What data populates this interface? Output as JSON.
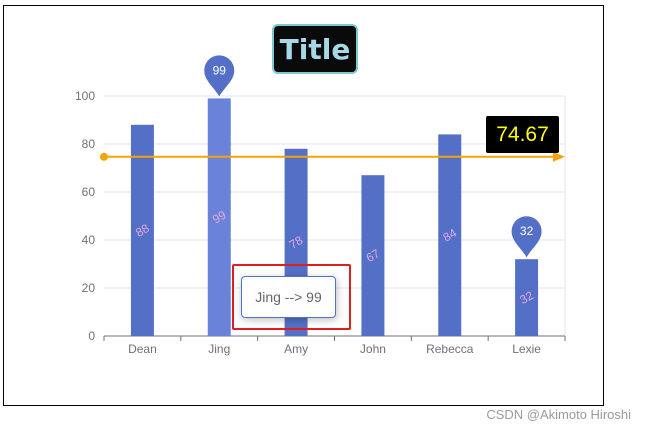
{
  "chart_data": {
    "type": "bar",
    "title": "Title",
    "categories": [
      "Dean",
      "Jing",
      "Amy",
      "John",
      "Rebecca",
      "Lexie"
    ],
    "series": [
      {
        "values": [
          88,
          99,
          78,
          67,
          84,
          32
        ]
      }
    ],
    "ylim": [
      0,
      100
    ],
    "y_ticks": [
      "0",
      "20",
      "40",
      "60",
      "80",
      "100"
    ],
    "grid": true,
    "mark_points": [
      {
        "type": "max",
        "category": "Jing",
        "value": 99,
        "label": "99"
      },
      {
        "type": "min",
        "category": "Lexie",
        "value": 32,
        "label": "32"
      }
    ],
    "mark_line": {
      "type": "average",
      "value": 74.67,
      "label": "74.67"
    },
    "tooltip": {
      "category": "Jing",
      "text": "Jing --> 99"
    },
    "colors": {
      "bar": "#5470c6",
      "bar_hover": "#6a83d8",
      "average_line": "#f5a30a",
      "bar_label": "#e3a8e0",
      "avg_label_text": "#ffff00",
      "highlight": "#e01e1e"
    }
  },
  "watermark": "CSDN @Akimoto Hiroshi"
}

************

:: Task to carry out ::
Make an exact copy of all entries above, dropping the images.

:: Solution to this task ::
What data populates this interface? Output as JSON.
{
  "chart_data": {
    "type": "bar",
    "title": "Title",
    "categories": [
      "Dean",
      "Jing",
      "Amy",
      "John",
      "Rebecca",
      "Lexie"
    ],
    "series": [
      {
        "values": [
          88,
          99,
          78,
          67,
          84,
          32
        ]
      }
    ],
    "ylim": [
      0,
      100
    ],
    "y_ticks": [
      "0",
      "20",
      "40",
      "60",
      "80",
      "100"
    ],
    "grid": true,
    "mark_points": [
      {
        "type": "max",
        "category": "Jing",
        "value": 99,
        "label": "99"
      },
      {
        "type": "min",
        "category": "Lexie",
        "value": 32,
        "label": "32"
      }
    ],
    "mark_line": {
      "type": "average",
      "value": 74.67,
      "label": "74.67"
    },
    "tooltip": {
      "category": "Jing",
      "text": "Jing --> 99"
    },
    "colors": {
      "bar": "#5470c6",
      "bar_hover": "#6a83d8",
      "average_line": "#f5a30a",
      "bar_label": "#e3a8e0",
      "avg_label_text": "#ffff00",
      "highlight": "#e01e1e"
    }
  },
  "watermark": "CSDN @Akimoto Hiroshi"
}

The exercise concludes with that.